Your goal: Each entry below is to be duplicated verbatim.

Structured figure records
- - - - -

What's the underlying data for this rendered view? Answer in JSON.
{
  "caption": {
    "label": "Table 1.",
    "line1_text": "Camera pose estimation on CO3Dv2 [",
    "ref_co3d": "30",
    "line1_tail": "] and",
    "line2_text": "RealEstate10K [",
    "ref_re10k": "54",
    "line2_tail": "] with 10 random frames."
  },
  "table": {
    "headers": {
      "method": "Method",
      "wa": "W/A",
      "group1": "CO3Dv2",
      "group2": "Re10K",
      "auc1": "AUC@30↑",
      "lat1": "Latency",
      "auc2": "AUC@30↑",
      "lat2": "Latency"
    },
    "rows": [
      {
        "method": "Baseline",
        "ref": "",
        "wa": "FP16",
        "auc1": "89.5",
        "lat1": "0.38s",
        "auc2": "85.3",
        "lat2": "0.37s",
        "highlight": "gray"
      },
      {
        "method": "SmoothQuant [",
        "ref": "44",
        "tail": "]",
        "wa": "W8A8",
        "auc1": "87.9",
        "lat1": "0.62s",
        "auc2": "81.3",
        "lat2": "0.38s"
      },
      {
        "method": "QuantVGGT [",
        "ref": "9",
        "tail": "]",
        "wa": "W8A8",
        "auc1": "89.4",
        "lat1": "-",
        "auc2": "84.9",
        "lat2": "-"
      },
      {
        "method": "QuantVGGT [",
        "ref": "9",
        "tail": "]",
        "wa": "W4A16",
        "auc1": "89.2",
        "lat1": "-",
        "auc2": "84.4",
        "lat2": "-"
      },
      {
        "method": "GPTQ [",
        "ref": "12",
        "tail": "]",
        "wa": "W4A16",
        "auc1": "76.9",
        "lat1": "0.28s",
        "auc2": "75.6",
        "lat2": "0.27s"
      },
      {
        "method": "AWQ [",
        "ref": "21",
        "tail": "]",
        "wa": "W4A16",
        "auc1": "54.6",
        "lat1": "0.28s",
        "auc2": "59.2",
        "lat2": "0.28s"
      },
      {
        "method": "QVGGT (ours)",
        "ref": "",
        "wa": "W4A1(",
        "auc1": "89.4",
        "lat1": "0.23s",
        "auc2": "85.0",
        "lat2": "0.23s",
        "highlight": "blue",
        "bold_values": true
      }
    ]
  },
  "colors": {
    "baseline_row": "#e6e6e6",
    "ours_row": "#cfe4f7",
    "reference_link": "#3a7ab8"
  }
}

- - - - -

Reply:
What's the underlying data for this rendered view? Answer in JSON.
{
  "caption": {
    "label": "Table 1.",
    "line1_text": "Camera pose estimation on CO3Dv2 [",
    "ref_co3d": "30",
    "line1_tail": "] and",
    "line2_text": "RealEstate10K [",
    "ref_re10k": "54",
    "line2_tail": "] with 10 random frames."
  },
  "table": {
    "headers": {
      "method": "Method",
      "wa": "W/A",
      "group1": "CO3Dv2",
      "group2": "Re10K",
      "auc1": "AUC@30↑",
      "lat1": "Latency",
      "auc2": "AUC@30↑",
      "lat2": "Latency"
    },
    "rows": [
      {
        "method": "Baseline",
        "ref": "",
        "wa": "FP16",
        "auc1": "89.5",
        "lat1": "0.38s",
        "auc2": "85.3",
        "lat2": "0.37s",
        "highlight": "gray"
      },
      {
        "method": "SmoothQuant [",
        "ref": "44",
        "tail": "]",
        "wa": "W8A8",
        "auc1": "87.9",
        "lat1": "0.62s",
        "auc2": "81.3",
        "lat2": "0.38s"
      },
      {
        "method": "QuantVGGT [",
        "ref": "9",
        "tail": "]",
        "wa": "W8A8",
        "auc1": "89.4",
        "lat1": "-",
        "auc2": "84.9",
        "lat2": "-"
      },
      {
        "method": "QuantVGGT [",
        "ref": "9",
        "tail": "]",
        "wa": "W4A16",
        "auc1": "89.2",
        "lat1": "-",
        "auc2": "84.4",
        "lat2": "-"
      },
      {
        "method": "GPTQ [",
        "ref": "12",
        "tail": "]",
        "wa": "W4A16",
        "auc1": "76.9",
        "lat1": "0.28s",
        "auc2": "75.6",
        "lat2": "0.27s"
      },
      {
        "method": "AWQ [",
        "ref": "21",
        "tail": "]",
        "wa": "W4A16",
        "auc1": "54.6",
        "lat1": "0.28s",
        "auc2": "59.2",
        "lat2": "0.28s"
      },
      {
        "method": "QVGGT (ours)",
        "ref": "",
        "wa": "W4A1(",
        "auc1": "89.4",
        "lat1": "0.23s",
        "auc2": "85.0",
        "lat2": "0.23s",
        "highlight": "blue",
        "bold_values": true
      }
    ]
  },
  "colors": {
    "baseline_row": "#e6e6e6",
    "ours_row": "#cfe4f7",
    "reference_link": "#3a7ab8"
  }
}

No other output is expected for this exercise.